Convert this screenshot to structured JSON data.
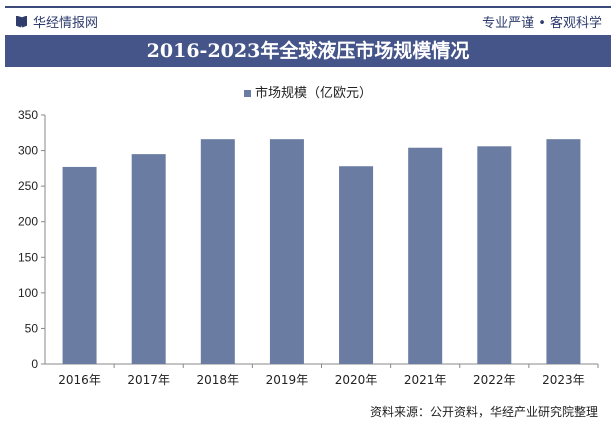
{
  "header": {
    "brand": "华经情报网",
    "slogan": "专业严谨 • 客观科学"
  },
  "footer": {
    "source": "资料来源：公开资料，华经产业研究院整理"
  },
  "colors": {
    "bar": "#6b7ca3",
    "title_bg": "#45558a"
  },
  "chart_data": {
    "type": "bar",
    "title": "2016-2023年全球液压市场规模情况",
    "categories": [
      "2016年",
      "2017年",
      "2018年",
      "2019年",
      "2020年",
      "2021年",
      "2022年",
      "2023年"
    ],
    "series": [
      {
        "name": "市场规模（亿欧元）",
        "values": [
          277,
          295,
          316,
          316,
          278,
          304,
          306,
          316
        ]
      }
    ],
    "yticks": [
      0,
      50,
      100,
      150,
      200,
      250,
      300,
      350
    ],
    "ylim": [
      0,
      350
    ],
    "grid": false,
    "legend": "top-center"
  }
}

════════════════

**WRITTEN REQUEST**
Quote the records above in full, dropping each picture.

**RESPONSE**
Convert this screenshot to structured JSON data.
{
  "header": {
    "brand": "华经情报网",
    "slogan": "专业严谨 • 客观科学"
  },
  "footer": {
    "source": "资料来源：公开资料，华经产业研究院整理"
  },
  "colors": {
    "bar": "#6b7ca3",
    "title_bg": "#45558a"
  },
  "chart_data": {
    "type": "bar",
    "title": "2016-2023年全球液压市场规模情况",
    "categories": [
      "2016年",
      "2017年",
      "2018年",
      "2019年",
      "2020年",
      "2021年",
      "2022年",
      "2023年"
    ],
    "series": [
      {
        "name": "市场规模（亿欧元）",
        "values": [
          277,
          295,
          316,
          316,
          278,
          304,
          306,
          316
        ]
      }
    ],
    "yticks": [
      0,
      50,
      100,
      150,
      200,
      250,
      300,
      350
    ],
    "ylim": [
      0,
      350
    ],
    "grid": false,
    "legend": "top-center"
  }
}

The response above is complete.